# Data shown
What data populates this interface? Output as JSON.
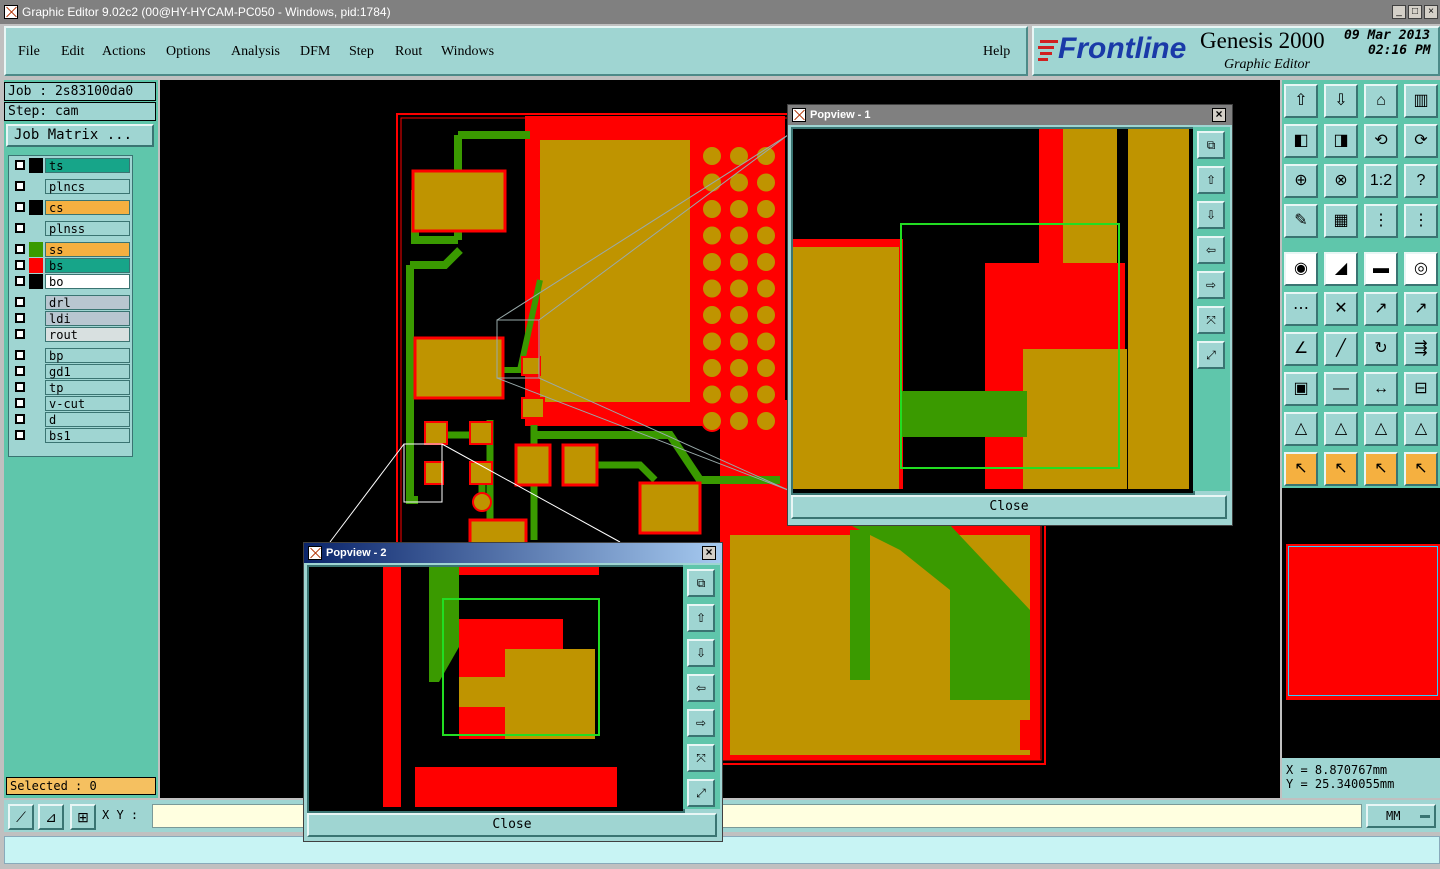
{
  "window": {
    "title": "Graphic Editor 9.02c2 (00@HY-HYCAM-PC050 - Windows, pid:1784)"
  },
  "menu": {
    "items": [
      {
        "label": "File"
      },
      {
        "label": "Edit"
      },
      {
        "label": "Actions"
      },
      {
        "label": "Options"
      },
      {
        "label": "Analysis"
      },
      {
        "label": "DFM"
      },
      {
        "label": "Step"
      },
      {
        "label": "Rout"
      },
      {
        "label": "Windows"
      }
    ],
    "help": "Help"
  },
  "brand": {
    "logo": "Frontline",
    "product": "Genesis 2000",
    "subtitle": "Graphic Editor",
    "date": "09 Mar 2013",
    "time": "02:16 PM"
  },
  "job": {
    "job_label": "Job : 2s83100da0",
    "step_label": "Step: cam",
    "matrix_button": "Job Matrix ..."
  },
  "layers": [
    {
      "name": "ts",
      "swatch": "#000000",
      "bg": "#17a589"
    },
    {
      "name": "plncs",
      "swatch": "#9fd5d2",
      "bg": "#9fd5d2"
    },
    {
      "name": "cs",
      "swatch": "#000000",
      "bg": "#f5b040"
    },
    {
      "name": "plnss",
      "swatch": "#9fd5d2",
      "bg": "#9fd5d2"
    },
    {
      "name": "ss",
      "swatch": "#3a9a00",
      "bg": "#f5b040"
    },
    {
      "name": "bs",
      "swatch": "#ff0000",
      "bg": "#17a589"
    },
    {
      "name": "bo",
      "swatch": "#000000",
      "bg": "#ffffff"
    },
    {
      "name": "drl",
      "swatch": "#9fd5d2",
      "bg": "#b8c6d0"
    },
    {
      "name": "ldi",
      "swatch": "#9fd5d2",
      "bg": "#b8c6d0"
    },
    {
      "name": "rout",
      "swatch": "#9fd5d2",
      "bg": "#d8e0e0"
    },
    {
      "name": "bp",
      "swatch": "#9fd5d2",
      "bg": "#9fd5d2"
    },
    {
      "name": "gd1",
      "swatch": "#9fd5d2",
      "bg": "#9fd5d2"
    },
    {
      "name": "tp",
      "swatch": "#9fd5d2",
      "bg": "#9fd5d2"
    },
    {
      "name": "v-cut",
      "swatch": "#9fd5d2",
      "bg": "#9fd5d2"
    },
    {
      "name": "d",
      "swatch": "#9fd5d2",
      "bg": "#9fd5d2"
    },
    {
      "name": "bs1",
      "swatch": "#9fd5d2",
      "bg": "#9fd5d2"
    }
  ],
  "selection": {
    "label": "Selected : 0"
  },
  "popview1": {
    "title": "Popview - 1",
    "close_label": "Close"
  },
  "popview2": {
    "title": "Popview - 2",
    "close_label": "Close"
  },
  "coords": {
    "x_label": "X = 8.870767mm",
    "y_label": "Y = 25.340055mm"
  },
  "bottom": {
    "xy_label": "X Y :",
    "xy_value": "",
    "units": "MM"
  },
  "colors": {
    "copper": "#bf9400",
    "mask": "#ff0000",
    "trace": "#3a9a00",
    "panel": "#9fd5d2",
    "panel_dark": "#5fc6ab"
  },
  "toolbox": {
    "icons": [
      "open-step-icon",
      "save-icon",
      "home-icon",
      "layout-icon",
      "prev-icon",
      "next-icon",
      "undo-icon",
      "redo-icon",
      "fit-icon",
      "zoom-icon",
      "scale-1-2-icon",
      "help-icon",
      "measure-tool-icon",
      "grid-icon",
      "layer-red-icon",
      "layer-red2-icon",
      "pad-icon",
      "line-icon",
      "ruler-icon",
      "circle-icon",
      "connect-icon",
      "cross-icon",
      "node-icon",
      "node-red-icon",
      "angle-icon",
      "slash-icon",
      "arc-icon",
      "flip-icon",
      "pad-small-icon",
      "dash-icon",
      "dimension-icon",
      "group-icon",
      "tri-red-icon",
      "tri-icon",
      "tri-blue-icon",
      "tri-blue2-icon",
      "select-icon",
      "select-box-icon",
      "select-circle-icon",
      "select-poly-icon"
    ]
  }
}
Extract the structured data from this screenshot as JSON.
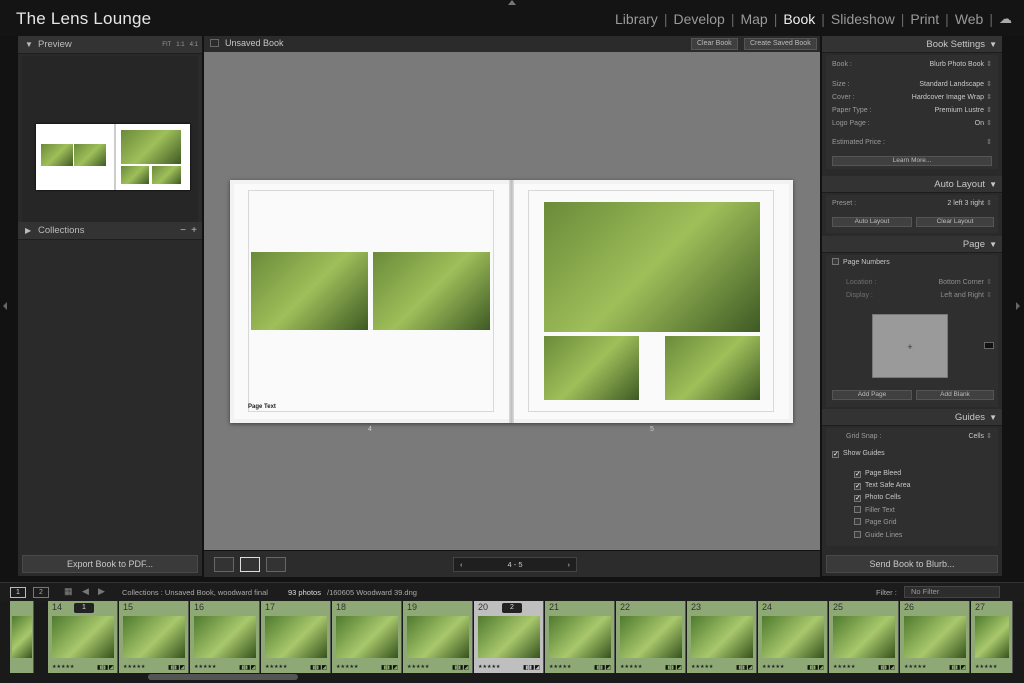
{
  "app": {
    "brand": "The Lens Lounge"
  },
  "modules": [
    "Library",
    "Develop",
    "Map",
    "Book",
    "Slideshow",
    "Print",
    "Web"
  ],
  "active_module": "Book",
  "left_panel": {
    "preview_title": "Preview",
    "zoom": [
      "FIT",
      "1:1",
      "4:1"
    ],
    "collections_title": "Collections",
    "export_label": "Export Book to PDF..."
  },
  "center": {
    "title": "Unsaved Book",
    "clear_label": "Clear Book",
    "create_label": "Create Saved Book",
    "page_text": "Page Text",
    "left_page_num": "4",
    "right_page_num": "5",
    "pager": "4  -  5"
  },
  "book_settings": {
    "title": "Book Settings",
    "book_label": "Book :",
    "book_value": "Blurb Photo Book",
    "size_label": "Size :",
    "size_value": "Standard Landscape",
    "cover_label": "Cover :",
    "cover_value": "Hardcover Image Wrap",
    "paper_label": "Paper Type :",
    "paper_value": "Premium Lustre",
    "logo_label": "Logo Page :",
    "logo_value": "On",
    "price_label": "Estimated Price :",
    "learn_more": "Learn More..."
  },
  "auto_layout": {
    "title": "Auto Layout",
    "preset_label": "Preset :",
    "preset_value": "2 left 3 right",
    "auto_btn": "Auto Layout",
    "clear_btn": "Clear Layout"
  },
  "page": {
    "title": "Page",
    "numbers_label": "Page Numbers",
    "location_label": "Location :",
    "location_value": "Bottom Corner",
    "display_label": "Display :",
    "display_value": "Left and Right",
    "add_page": "Add Page",
    "add_blank": "Add Blank"
  },
  "guides": {
    "title": "Guides",
    "snap_label": "Grid Snap :",
    "snap_value": "Cells",
    "show_guides": "Show Guides",
    "items": [
      {
        "label": "Page Bleed",
        "checked": true
      },
      {
        "label": "Text Safe Area",
        "checked": true
      },
      {
        "label": "Photo Cells",
        "checked": true
      },
      {
        "label": "Filler Text",
        "checked": false
      },
      {
        "label": "Page Grid",
        "checked": false
      },
      {
        "label": "Guide Lines",
        "checked": false
      }
    ]
  },
  "send_label": "Send Book to Blurb...",
  "filmbar": {
    "screen1": "1",
    "screen2": "2",
    "source": "Collections : Unsaved Book, woodward final",
    "count": "93 photos",
    "file": "/160605 Woodward 39.dng",
    "filter_label": "Filter :",
    "filter_value": "No Filter"
  },
  "filmstrip": {
    "frames": [
      "14",
      "15",
      "16",
      "17",
      "18",
      "19",
      "20",
      "21",
      "22",
      "23",
      "24",
      "25",
      "26",
      "27"
    ],
    "badges": [
      "1",
      "2"
    ]
  },
  "colors": {
    "accent": "#8ea876",
    "panel": "#2a2a2a"
  }
}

# What you have to do
Only an exact copy of the entries, with no pictures, is expected as the answer.

# Solution to this exercise
What data populates this interface? Output as JSON.
{
  "window": {
    "title": "Graphic Editor 9.02c2 (00@HY-HYCAM-PC050 - Windows, pid:1784)"
  },
  "menu": {
    "items": [
      {
        "label": "File"
      },
      {
        "label": "Edit"
      },
      {
        "label": "Actions"
      },
      {
        "label": "Options"
      },
      {
        "label": "Analysis"
      },
      {
        "label": "DFM"
      },
      {
        "label": "Step"
      },
      {
        "label": "Rout"
      },
      {
        "label": "Windows"
      }
    ],
    "help": "Help"
  },
  "brand": {
    "logo": "Frontline",
    "product": "Genesis 2000",
    "subtitle": "Graphic Editor",
    "date": "09 Mar 2013",
    "time": "02:16 PM"
  },
  "job": {
    "job_label": "Job : 2s83100da0",
    "step_label": "Step: cam",
    "matrix_button": "Job Matrix ..."
  },
  "layers": [
    {
      "name": "ts",
      "swatch": "#000000",
      "bg": "#17a589"
    },
    {
      "name": "plncs",
      "swatch": "#9fd5d2",
      "bg": "#9fd5d2"
    },
    {
      "name": "cs",
      "swatch": "#000000",
      "bg": "#f5b040"
    },
    {
      "name": "plnss",
      "swatch": "#9fd5d2",
      "bg": "#9fd5d2"
    },
    {
      "name": "ss",
      "swatch": "#3a9a00",
      "bg": "#f5b040"
    },
    {
      "name": "bs",
      "swatch": "#ff0000",
      "bg": "#17a589"
    },
    {
      "name": "bo",
      "swatch": "#000000",
      "bg": "#ffffff"
    },
    {
      "name": "drl",
      "swatch": "#9fd5d2",
      "bg": "#b8c6d0"
    },
    {
      "name": "ldi",
      "swatch": "#9fd5d2",
      "bg": "#b8c6d0"
    },
    {
      "name": "rout",
      "swatch": "#9fd5d2",
      "bg": "#d8e0e0"
    },
    {
      "name": "bp",
      "swatch": "#9fd5d2",
      "bg": "#9fd5d2"
    },
    {
      "name": "gd1",
      "swatch": "#9fd5d2",
      "bg": "#9fd5d2"
    },
    {
      "name": "tp",
      "swatch": "#9fd5d2",
      "bg": "#9fd5d2"
    },
    {
      "name": "v-cut",
      "swatch": "#9fd5d2",
      "bg": "#9fd5d2"
    },
    {
      "name": "d",
      "swatch": "#9fd5d2",
      "bg": "#9fd5d2"
    },
    {
      "name": "bs1",
      "swatch": "#9fd5d2",
      "bg": "#9fd5d2"
    }
  ],
  "selection": {
    "label": "Selected : 0"
  },
  "popview1": {
    "title": "Popview - 1",
    "close_label": "Close"
  },
  "popview2": {
    "title": "Popview - 2",
    "close_label": "Close"
  },
  "coords": {
    "x_label": "X = 8.870767mm",
    "y_label": "Y = 25.340055mm"
  },
  "bottom": {
    "xy_label": "X Y :",
    "xy_value": "",
    "units": "MM"
  },
  "colors": {
    "copper": "#bf9400",
    "mask": "#ff0000",
    "trace": "#3a9a00",
    "panel": "#9fd5d2",
    "panel_dark": "#5fc6ab"
  },
  "toolbox": {
    "icons": [
      "open-step-icon",
      "save-icon",
      "home-icon",
      "layout-icon",
      "prev-icon",
      "next-icon",
      "undo-icon",
      "redo-icon",
      "fit-icon",
      "zoom-icon",
      "scale-1-2-icon",
      "help-icon",
      "measure-tool-icon",
      "grid-icon",
      "layer-red-icon",
      "layer-red2-icon",
      "pad-icon",
      "line-icon",
      "ruler-icon",
      "circle-icon",
      "connect-icon",
      "cross-icon",
      "node-icon",
      "node-red-icon",
      "angle-icon",
      "slash-icon",
      "arc-icon",
      "flip-icon",
      "pad-small-icon",
      "dash-icon",
      "dimension-icon",
      "group-icon",
      "tri-red-icon",
      "tri-icon",
      "tri-blue-icon",
      "tri-blue2-icon",
      "select-icon",
      "select-box-icon",
      "select-circle-icon",
      "select-poly-icon"
    ]
  }
}
Extract the structured data from this screenshot as JSON.
{
  "app": {
    "brand": "The Lens Lounge"
  },
  "modules": [
    "Library",
    "Develop",
    "Map",
    "Book",
    "Slideshow",
    "Print",
    "Web"
  ],
  "active_module": "Book",
  "left_panel": {
    "preview_title": "Preview",
    "zoom": [
      "FIT",
      "1:1",
      "4:1"
    ],
    "collections_title": "Collections",
    "export_label": "Export Book to PDF..."
  },
  "center": {
    "title": "Unsaved Book",
    "clear_label": "Clear Book",
    "create_label": "Create Saved Book",
    "page_text": "Page Text",
    "left_page_num": "4",
    "right_page_num": "5",
    "pager": "4  -  5"
  },
  "book_settings": {
    "title": "Book Settings",
    "book_label": "Book :",
    "book_value": "Blurb Photo Book",
    "size_label": "Size :",
    "size_value": "Standard Landscape",
    "cover_label": "Cover :",
    "cover_value": "Hardcover Image Wrap",
    "paper_label": "Paper Type :",
    "paper_value": "Premium Lustre",
    "logo_label": "Logo Page :",
    "logo_value": "On",
    "price_label": "Estimated Price :",
    "learn_more": "Learn More..."
  },
  "auto_layout": {
    "title": "Auto Layout",
    "preset_label": "Preset :",
    "preset_value": "2 left 3 right",
    "auto_btn": "Auto Layout",
    "clear_btn": "Clear Layout"
  },
  "page": {
    "title": "Page",
    "numbers_label": "Page Numbers",
    "location_label": "Location :",
    "location_value": "Bottom Corner",
    "display_label": "Display :",
    "display_value": "Left and Right",
    "add_page": "Add Page",
    "add_blank": "Add Blank"
  },
  "guides": {
    "title": "Guides",
    "snap_label": "Grid Snap :",
    "snap_value": "Cells",
    "show_guides": "Show Guides",
    "items": [
      {
        "label": "Page Bleed",
        "checked": true
      },
      {
        "label": "Text Safe Area",
        "checked": true
      },
      {
        "label": "Photo Cells",
        "checked": true
      },
      {
        "label": "Filler Text",
        "checked": false
      },
      {
        "label": "Page Grid",
        "checked": false
      },
      {
        "label": "Guide Lines",
        "checked": false
      }
    ]
  },
  "send_label": "Send Book to Blurb...",
  "filmbar": {
    "screen1": "1",
    "screen2": "2",
    "source": "Collections : Unsaved Book, woodward final",
    "count": "93 photos",
    "file": "/160605 Woodward 39.dng",
    "filter_label": "Filter :",
    "filter_value": "No Filter"
  },
  "filmstrip": {
    "frames": [
      "14",
      "15",
      "16",
      "17",
      "18",
      "19",
      "20",
      "21",
      "22",
      "23",
      "24",
      "25",
      "26",
      "27"
    ],
    "badges": [
      "1",
      "2"
    ]
  },
  "colors": {
    "accent": "#8ea876",
    "panel": "#2a2a2a"
  }
}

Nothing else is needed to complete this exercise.